== Task goal ==
Your answer should be a single number: how many lines in the data below hold the string "grid".

== Entries ==
---*---

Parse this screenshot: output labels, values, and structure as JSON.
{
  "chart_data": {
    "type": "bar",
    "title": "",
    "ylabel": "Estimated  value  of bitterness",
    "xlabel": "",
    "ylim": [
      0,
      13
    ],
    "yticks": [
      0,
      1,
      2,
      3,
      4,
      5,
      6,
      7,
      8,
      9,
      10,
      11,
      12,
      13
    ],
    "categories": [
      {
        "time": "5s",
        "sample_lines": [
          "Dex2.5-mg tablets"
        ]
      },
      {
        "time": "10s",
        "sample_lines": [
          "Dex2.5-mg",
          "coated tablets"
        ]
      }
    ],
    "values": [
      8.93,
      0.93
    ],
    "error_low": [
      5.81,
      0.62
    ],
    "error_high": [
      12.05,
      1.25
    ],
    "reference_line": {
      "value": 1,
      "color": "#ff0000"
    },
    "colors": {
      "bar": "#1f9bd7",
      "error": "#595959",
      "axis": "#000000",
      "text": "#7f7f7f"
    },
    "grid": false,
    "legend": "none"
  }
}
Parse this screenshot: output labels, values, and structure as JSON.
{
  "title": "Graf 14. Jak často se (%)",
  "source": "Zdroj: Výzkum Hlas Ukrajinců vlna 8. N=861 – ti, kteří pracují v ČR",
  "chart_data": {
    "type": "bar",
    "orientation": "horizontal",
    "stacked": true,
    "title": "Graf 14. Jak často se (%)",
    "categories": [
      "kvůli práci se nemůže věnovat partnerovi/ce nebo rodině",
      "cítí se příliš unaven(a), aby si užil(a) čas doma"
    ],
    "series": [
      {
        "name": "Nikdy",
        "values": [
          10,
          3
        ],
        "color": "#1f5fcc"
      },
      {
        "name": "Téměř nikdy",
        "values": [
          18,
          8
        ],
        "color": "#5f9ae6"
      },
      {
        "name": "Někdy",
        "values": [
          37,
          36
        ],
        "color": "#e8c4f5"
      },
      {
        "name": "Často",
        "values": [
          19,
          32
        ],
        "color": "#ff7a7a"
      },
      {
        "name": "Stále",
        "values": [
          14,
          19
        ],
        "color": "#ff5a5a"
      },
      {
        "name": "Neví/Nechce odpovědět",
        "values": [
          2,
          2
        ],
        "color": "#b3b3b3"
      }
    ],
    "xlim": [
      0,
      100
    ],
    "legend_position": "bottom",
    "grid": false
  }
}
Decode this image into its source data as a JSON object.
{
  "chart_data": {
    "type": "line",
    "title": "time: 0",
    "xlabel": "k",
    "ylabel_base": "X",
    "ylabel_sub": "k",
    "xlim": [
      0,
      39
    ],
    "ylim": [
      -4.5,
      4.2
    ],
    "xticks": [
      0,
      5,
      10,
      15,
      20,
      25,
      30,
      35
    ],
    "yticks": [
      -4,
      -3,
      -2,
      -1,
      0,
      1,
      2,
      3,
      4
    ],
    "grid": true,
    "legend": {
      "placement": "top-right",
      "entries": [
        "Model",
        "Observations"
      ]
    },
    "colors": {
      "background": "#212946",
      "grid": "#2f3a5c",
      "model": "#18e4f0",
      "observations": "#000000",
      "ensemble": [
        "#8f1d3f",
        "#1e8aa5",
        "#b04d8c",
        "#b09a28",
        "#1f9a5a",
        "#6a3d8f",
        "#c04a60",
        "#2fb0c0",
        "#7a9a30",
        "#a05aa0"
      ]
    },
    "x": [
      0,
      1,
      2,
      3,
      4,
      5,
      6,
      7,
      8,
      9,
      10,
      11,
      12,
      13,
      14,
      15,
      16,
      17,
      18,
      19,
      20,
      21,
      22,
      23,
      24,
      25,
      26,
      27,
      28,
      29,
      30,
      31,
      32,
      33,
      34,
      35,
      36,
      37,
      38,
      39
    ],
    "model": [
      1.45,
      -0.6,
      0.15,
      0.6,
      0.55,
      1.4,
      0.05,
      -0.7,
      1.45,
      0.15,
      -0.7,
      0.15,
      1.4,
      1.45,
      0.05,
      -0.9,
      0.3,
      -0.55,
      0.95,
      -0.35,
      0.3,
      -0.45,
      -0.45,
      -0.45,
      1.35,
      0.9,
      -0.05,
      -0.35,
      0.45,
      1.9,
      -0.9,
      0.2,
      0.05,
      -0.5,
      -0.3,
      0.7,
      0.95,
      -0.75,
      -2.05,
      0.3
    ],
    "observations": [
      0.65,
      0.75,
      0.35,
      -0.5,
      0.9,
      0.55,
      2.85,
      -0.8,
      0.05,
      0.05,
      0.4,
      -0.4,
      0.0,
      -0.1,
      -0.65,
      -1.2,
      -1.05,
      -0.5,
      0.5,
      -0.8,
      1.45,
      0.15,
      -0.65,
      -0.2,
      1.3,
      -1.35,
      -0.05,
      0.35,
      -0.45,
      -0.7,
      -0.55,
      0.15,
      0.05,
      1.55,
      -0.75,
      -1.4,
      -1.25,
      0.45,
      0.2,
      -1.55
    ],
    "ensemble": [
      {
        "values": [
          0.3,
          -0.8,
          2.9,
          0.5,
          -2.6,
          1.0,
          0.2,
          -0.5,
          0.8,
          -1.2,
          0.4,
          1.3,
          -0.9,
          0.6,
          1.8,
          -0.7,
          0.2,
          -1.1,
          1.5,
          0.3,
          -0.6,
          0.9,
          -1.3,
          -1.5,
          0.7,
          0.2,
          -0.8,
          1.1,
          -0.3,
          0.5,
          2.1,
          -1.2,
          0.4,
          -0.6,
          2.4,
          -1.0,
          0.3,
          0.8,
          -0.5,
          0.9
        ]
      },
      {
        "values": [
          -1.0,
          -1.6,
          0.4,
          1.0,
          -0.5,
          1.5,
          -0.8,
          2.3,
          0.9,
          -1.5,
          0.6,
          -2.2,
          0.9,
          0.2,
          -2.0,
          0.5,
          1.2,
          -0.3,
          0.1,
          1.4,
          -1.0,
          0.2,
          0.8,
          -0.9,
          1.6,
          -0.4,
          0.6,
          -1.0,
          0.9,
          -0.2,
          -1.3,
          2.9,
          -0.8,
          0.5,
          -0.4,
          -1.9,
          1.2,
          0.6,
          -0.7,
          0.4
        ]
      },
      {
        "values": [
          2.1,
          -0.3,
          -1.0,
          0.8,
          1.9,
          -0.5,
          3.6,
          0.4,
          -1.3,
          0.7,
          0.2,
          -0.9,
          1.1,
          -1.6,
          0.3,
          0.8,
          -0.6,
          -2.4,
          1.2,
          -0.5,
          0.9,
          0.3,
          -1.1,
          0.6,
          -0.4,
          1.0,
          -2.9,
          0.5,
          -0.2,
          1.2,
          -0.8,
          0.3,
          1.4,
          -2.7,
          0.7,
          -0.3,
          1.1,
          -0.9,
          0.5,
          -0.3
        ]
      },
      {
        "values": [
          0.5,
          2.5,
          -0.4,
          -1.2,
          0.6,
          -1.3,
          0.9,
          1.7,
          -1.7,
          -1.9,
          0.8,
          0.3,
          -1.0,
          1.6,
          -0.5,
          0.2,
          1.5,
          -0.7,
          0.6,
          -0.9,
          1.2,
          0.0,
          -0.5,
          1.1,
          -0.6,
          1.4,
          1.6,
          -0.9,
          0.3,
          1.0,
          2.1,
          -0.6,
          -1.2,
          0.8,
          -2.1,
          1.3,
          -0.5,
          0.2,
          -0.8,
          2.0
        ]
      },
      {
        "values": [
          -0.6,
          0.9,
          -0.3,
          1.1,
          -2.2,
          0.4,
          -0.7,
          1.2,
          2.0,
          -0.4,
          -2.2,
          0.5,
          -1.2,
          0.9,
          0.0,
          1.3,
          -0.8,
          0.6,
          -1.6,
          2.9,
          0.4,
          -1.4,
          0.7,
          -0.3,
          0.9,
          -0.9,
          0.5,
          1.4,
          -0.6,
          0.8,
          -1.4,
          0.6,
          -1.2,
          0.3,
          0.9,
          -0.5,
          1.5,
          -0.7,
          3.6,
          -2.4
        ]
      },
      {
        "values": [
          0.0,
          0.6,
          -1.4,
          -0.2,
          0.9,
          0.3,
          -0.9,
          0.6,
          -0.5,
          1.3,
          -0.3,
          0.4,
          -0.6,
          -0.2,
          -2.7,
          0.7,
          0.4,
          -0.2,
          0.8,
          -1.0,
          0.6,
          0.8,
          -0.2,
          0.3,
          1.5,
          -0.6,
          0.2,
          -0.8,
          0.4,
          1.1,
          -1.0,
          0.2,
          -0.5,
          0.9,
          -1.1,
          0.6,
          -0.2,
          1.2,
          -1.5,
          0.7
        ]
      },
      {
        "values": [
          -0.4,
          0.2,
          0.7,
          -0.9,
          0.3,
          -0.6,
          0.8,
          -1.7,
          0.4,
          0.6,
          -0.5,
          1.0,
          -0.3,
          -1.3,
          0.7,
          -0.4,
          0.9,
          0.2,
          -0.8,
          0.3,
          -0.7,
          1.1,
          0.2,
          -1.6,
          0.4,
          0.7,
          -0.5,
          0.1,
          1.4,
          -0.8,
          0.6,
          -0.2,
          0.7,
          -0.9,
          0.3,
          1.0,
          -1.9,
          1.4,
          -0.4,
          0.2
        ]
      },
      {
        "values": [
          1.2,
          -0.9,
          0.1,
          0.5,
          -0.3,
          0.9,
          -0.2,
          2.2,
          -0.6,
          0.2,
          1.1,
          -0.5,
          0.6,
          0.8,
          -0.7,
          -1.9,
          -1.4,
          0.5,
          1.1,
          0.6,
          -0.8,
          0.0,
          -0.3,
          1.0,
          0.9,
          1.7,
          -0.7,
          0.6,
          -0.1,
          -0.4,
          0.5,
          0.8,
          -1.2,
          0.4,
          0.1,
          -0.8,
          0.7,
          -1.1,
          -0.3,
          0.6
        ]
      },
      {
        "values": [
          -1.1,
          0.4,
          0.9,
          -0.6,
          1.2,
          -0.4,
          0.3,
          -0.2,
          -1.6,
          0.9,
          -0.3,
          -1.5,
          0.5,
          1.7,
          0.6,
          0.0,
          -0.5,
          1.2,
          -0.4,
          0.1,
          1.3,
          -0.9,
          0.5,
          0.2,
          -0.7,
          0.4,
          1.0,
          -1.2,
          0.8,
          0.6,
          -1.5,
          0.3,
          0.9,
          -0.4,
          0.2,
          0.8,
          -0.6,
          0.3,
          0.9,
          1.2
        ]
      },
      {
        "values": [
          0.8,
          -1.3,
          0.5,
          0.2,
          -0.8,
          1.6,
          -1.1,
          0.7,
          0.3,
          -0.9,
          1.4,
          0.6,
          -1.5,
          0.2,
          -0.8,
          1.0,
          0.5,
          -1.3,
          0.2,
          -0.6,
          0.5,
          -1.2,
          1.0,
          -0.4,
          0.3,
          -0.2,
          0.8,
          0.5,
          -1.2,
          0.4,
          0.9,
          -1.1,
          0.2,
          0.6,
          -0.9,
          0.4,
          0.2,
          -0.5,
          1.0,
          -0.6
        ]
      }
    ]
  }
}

---*---

== Output for this exercise ==
4